** begin **

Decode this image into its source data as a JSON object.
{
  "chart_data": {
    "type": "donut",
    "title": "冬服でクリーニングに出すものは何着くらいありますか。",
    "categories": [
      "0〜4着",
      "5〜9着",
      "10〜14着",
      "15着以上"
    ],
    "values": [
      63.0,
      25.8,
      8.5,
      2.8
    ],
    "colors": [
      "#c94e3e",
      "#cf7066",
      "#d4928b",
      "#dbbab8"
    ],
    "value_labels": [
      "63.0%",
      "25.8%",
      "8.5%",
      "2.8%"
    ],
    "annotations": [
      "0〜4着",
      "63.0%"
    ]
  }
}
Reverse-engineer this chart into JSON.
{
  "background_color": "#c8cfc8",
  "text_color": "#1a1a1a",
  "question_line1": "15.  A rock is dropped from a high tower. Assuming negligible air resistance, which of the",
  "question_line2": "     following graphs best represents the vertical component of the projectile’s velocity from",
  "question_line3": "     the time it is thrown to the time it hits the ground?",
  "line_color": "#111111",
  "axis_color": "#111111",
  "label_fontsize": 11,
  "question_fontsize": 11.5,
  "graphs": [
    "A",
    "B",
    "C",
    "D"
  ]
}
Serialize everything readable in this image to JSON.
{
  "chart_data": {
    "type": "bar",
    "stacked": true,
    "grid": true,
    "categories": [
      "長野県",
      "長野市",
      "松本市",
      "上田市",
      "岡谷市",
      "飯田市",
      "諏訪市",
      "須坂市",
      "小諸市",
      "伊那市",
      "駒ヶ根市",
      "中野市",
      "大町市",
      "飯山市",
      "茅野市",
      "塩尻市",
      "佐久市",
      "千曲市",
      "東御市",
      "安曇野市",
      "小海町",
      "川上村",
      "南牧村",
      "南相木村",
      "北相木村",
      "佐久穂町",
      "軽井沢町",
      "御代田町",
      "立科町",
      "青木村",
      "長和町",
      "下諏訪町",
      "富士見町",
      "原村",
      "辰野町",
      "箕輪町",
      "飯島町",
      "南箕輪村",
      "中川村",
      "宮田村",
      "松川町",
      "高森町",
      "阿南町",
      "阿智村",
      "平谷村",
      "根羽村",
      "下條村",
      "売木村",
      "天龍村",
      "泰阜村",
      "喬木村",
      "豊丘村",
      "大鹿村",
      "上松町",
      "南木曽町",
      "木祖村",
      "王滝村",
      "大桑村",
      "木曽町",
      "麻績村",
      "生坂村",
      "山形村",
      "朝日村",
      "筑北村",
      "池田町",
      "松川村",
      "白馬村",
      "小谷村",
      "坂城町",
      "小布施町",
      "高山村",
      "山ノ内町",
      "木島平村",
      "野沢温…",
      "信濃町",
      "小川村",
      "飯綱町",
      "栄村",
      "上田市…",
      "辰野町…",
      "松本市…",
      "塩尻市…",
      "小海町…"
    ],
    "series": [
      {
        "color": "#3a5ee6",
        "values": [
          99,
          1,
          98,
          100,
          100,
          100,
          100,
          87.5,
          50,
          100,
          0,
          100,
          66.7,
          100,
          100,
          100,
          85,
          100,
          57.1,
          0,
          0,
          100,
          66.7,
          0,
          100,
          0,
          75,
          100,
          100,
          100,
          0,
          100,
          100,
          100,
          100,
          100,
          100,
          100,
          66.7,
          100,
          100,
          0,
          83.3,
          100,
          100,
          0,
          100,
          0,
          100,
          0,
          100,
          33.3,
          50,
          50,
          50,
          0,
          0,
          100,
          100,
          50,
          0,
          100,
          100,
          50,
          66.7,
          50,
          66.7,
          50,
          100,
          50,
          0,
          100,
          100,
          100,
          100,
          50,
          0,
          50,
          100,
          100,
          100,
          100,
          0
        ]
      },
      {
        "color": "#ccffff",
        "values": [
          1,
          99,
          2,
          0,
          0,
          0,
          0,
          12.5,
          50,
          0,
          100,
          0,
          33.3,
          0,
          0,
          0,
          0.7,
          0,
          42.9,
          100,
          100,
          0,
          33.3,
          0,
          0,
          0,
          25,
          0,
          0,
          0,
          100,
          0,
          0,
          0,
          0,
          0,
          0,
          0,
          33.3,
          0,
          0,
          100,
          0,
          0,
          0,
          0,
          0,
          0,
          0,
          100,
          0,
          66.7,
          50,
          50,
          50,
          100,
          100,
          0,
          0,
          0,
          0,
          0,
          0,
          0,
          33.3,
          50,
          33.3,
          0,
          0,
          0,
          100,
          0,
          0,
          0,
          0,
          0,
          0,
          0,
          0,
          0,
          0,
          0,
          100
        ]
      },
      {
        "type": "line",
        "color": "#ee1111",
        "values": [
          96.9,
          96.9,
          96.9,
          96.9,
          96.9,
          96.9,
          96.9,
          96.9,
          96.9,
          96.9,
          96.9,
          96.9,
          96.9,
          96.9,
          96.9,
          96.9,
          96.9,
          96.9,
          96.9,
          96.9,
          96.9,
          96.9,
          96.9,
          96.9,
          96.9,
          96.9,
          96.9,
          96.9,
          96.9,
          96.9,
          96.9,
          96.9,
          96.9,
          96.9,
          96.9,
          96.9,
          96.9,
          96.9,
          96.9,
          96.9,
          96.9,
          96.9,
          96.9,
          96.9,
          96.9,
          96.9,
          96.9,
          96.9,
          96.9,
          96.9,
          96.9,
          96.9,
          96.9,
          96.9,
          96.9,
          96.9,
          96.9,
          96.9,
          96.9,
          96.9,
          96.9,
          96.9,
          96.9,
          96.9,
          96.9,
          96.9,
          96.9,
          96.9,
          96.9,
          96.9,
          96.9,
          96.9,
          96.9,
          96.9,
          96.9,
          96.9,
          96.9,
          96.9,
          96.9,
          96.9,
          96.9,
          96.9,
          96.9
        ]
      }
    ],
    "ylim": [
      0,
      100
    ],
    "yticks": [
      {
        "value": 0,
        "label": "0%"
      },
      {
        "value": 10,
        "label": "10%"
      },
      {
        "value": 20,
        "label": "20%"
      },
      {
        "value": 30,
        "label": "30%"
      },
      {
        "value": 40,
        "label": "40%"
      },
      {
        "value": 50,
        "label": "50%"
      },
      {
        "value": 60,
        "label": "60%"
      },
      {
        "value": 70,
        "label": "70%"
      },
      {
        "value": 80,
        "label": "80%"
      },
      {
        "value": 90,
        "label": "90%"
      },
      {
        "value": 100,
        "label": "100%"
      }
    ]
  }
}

** end **

Pull every line containing the word "from" out of the material and copy it.

### Final answer
  "question_line1": "15.  A rock is dropped from a high tower. Assuming negligible air resistance, which of the",
  "question_line2": "     following graphs best represents the vertical component of the projectile’s velocity from",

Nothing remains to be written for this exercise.